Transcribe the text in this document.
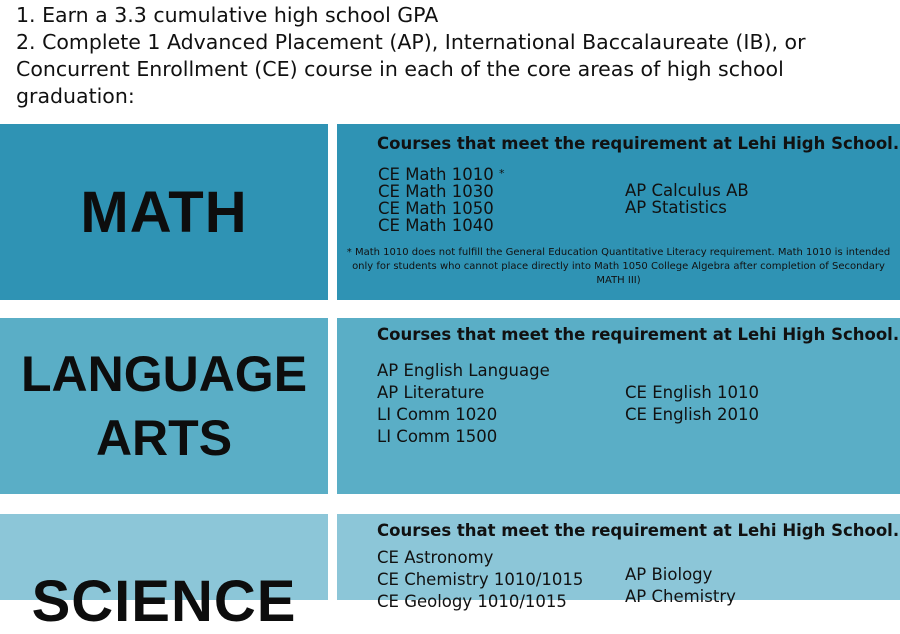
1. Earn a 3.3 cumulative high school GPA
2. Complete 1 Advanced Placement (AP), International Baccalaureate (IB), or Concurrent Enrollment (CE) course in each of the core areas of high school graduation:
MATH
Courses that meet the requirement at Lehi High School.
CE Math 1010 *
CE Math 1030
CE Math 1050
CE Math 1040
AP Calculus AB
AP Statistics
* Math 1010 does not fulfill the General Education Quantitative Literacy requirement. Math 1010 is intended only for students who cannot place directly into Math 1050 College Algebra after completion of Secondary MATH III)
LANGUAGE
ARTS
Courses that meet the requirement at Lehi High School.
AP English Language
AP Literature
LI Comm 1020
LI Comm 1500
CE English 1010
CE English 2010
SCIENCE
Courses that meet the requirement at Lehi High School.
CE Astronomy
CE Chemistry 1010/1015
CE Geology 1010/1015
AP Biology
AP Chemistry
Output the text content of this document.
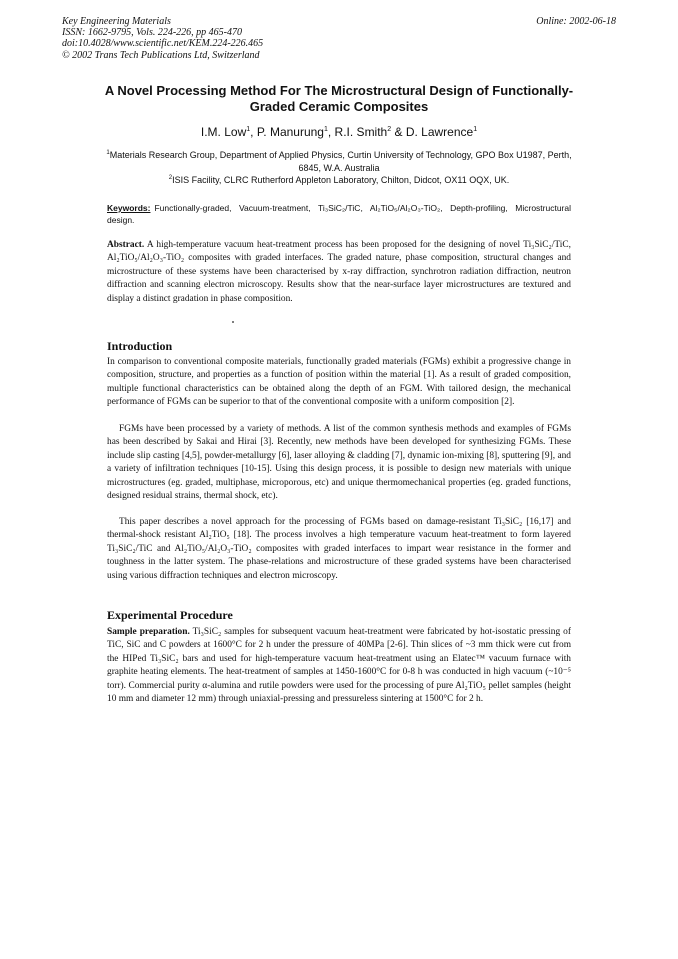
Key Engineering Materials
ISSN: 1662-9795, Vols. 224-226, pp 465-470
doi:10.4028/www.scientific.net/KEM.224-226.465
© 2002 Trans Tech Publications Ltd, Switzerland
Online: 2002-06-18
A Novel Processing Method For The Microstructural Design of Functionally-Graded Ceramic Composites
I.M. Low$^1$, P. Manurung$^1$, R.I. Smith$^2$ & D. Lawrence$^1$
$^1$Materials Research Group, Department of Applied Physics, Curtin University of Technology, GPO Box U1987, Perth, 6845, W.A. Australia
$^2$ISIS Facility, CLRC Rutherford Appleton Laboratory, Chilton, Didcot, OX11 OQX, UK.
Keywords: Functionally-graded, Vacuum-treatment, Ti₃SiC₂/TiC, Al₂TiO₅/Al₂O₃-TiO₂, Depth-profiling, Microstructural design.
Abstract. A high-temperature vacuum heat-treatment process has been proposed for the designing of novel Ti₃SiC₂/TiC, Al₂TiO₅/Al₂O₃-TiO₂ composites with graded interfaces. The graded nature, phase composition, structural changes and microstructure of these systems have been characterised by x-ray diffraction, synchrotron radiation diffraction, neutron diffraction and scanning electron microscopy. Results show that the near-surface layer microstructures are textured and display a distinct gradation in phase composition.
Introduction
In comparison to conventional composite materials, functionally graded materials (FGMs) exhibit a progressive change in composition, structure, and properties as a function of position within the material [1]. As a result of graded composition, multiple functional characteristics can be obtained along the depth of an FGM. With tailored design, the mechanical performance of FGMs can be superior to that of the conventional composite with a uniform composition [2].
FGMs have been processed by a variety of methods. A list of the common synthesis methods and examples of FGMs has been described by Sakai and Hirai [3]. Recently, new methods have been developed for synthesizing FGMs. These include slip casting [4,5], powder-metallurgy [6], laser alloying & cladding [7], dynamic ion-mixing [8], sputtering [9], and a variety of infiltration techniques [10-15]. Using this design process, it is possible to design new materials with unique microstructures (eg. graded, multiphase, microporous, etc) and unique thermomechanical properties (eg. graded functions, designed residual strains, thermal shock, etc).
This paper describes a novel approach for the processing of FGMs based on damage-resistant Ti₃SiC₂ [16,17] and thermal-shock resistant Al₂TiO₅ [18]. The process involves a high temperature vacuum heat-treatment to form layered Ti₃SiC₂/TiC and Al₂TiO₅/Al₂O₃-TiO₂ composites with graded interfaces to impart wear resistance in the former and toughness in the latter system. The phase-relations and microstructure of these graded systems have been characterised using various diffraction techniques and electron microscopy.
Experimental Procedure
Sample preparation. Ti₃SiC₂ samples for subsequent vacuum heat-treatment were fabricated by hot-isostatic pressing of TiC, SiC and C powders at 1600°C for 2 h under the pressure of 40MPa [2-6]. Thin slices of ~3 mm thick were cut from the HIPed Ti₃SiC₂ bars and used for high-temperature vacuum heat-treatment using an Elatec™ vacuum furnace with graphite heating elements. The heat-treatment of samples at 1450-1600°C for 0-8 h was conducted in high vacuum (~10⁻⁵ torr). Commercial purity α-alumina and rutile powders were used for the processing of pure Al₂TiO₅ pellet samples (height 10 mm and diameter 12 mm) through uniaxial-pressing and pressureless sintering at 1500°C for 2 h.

> _WHAT YOU WILL DO_: Every line above should be returned exactly; the pictures stay out.

> _ANSWER FOR THIS EXERCISE_:
Transcribe the text in this document.
1. Earn a 3.3 cumulative high school GPA
2. Complete 1 Advanced Placement (AP), International Baccalaureate (IB), or Concurrent Enrollment (CE) course in each of the core areas of high school graduation:
MATH
Courses that meet the requirement at Lehi High School.
CE Math 1010 *
CE Math 1030
CE Math 1050
CE Math 1040
AP Calculus AB
AP Statistics
* Math 1010 does not fulfill the General Education Quantitative Literacy requirement. Math 1010 is intended only for students who cannot place directly into Math 1050 College Algebra after completion of Secondary MATH III)
LANGUAGE
ARTS
Courses that meet the requirement at Lehi High School.
AP English Language
AP Literature
LI Comm 1020
LI Comm 1500
CE English 1010
CE English 2010
SCIENCE
Courses that meet the requirement at Lehi High School.
CE Astronomy
CE Chemistry 1010/1015
CE Geology 1010/1015
AP Biology
AP Chemistry
Output the text content of this document.
Key Engineering Materials
ISSN: 1662-9795, Vols. 224-226, pp 465-470
doi:10.4028/www.scientific.net/KEM.224-226.465
© 2002 Trans Tech Publications Ltd, Switzerland
Online: 2002-06-18
A Novel Processing Method For The Microstructural Design of Functionally-Graded Ceramic Composites
I.M. Low$^1$, P. Manurung$^1$, R.I. Smith$^2$ & D. Lawrence$^1$
$^1$Materials Research Group, Department of Applied Physics, Curtin University of Technology, GPO Box U1987, Perth, 6845, W.A. Australia
$^2$ISIS Facility, CLRC Rutherford Appleton Laboratory, Chilton, Didcot, OX11 OQX, UK.
Keywords: Functionally-graded, Vacuum-treatment, Ti₃SiC₂/TiC, Al₂TiO₅/Al₂O₃-TiO₂, Depth-profiling, Microstructural design.
Abstract. A high-temperature vacuum heat-treatment process has been proposed for the designing of novel Ti₃SiC₂/TiC, Al₂TiO₅/Al₂O₃-TiO₂ composites with graded interfaces. The graded nature, phase composition, structural changes and microstructure of these systems have been characterised by x-ray diffraction, synchrotron radiation diffraction, neutron diffraction and scanning electron microscopy. Results show that the near-surface layer microstructures are textured and display a distinct gradation in phase composition.
Introduction
In comparison to conventional composite materials, functionally graded materials (FGMs) exhibit a progressive change in composition, structure, and properties as a function of position within the material [1]. As a result of graded composition, multiple functional characteristics can be obtained along the depth of an FGM. With tailored design, the mechanical performance of FGMs can be superior to that of the conventional composite with a uniform composition [2].
FGMs have been processed by a variety of methods. A list of the common synthesis methods and examples of FGMs has been described by Sakai and Hirai [3]. Recently, new methods have been developed for synthesizing FGMs. These include slip casting [4,5], powder-metallurgy [6], laser alloying & cladding [7], dynamic ion-mixing [8], sputtering [9], and a variety of infiltration techniques [10-15]. Using this design process, it is possible to design new materials with unique microstructures (eg. graded, multiphase, microporous, etc) and unique thermomechanical properties (eg. graded functions, designed residual strains, thermal shock, etc).
This paper describes a novel approach for the processing of FGMs based on damage-resistant Ti₃SiC₂ [16,17] and thermal-shock resistant Al₂TiO₅ [18]. The process involves a high temperature vacuum heat-treatment to form layered Ti₃SiC₂/TiC and Al₂TiO₅/Al₂O₃-TiO₂ composites with graded interfaces to impart wear resistance in the former and toughness in the latter system. The phase-relations and microstructure of these graded systems have been characterised using various diffraction techniques and electron microscopy.
Experimental Procedure
Sample preparation. Ti₃SiC₂ samples for subsequent vacuum heat-treatment were fabricated by hot-isostatic pressing of TiC, SiC and C powders at 1600°C for 2 h under the pressure of 40MPa [2-6]. Thin slices of ~3 mm thick were cut from the HIPed Ti₃SiC₂ bars and used for high-temperature vacuum heat-treatment using an Elatec™ vacuum furnace with graphite heating elements. The heat-treatment of samples at 1450-1600°C for 0-8 h was conducted in high vacuum (~10⁻⁵ torr). Commercial purity α-alumina and rutile powders were used for the processing of pure Al₂TiO₅ pellet samples (height 10 mm and diameter 12 mm) through uniaxial-pressing and pressureless sintering at 1500°C for 2 h.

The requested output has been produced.